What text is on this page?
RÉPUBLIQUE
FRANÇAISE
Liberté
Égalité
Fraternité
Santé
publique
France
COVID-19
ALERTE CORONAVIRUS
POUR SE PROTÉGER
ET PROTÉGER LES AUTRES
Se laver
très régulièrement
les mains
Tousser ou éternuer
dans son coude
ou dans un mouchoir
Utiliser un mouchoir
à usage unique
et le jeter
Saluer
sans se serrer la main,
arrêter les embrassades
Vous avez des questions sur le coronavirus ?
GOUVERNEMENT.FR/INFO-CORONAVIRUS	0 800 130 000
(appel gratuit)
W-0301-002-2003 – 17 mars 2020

——————

(Activity): From the first line to the last, reproduce the data exactly.

(Exercise solution):
What text is on this page?
RÉPUBLIQUE
FRANÇAISE
Liberté
Égalité
Fraternité
Santé
publique
France
COVID-19
ALERTE CORONAVIRUS
POUR SE PROTÉGER
ET PROTÉGER LES AUTRES
Se laver
très régulièrement
les mains
Tousser ou éternuer
dans son coude
ou dans un mouchoir
Utiliser un mouchoir
à usage unique
et le jeter
Saluer
sans se serrer la main,
arrêter les embrassades
Vous avez des questions sur le coronavirus ?
GOUVERNEMENT.FR/INFO-CORONAVIRUS	0 800 130 000
(appel gratuit)
W-0301-002-2003 – 17 mars 2020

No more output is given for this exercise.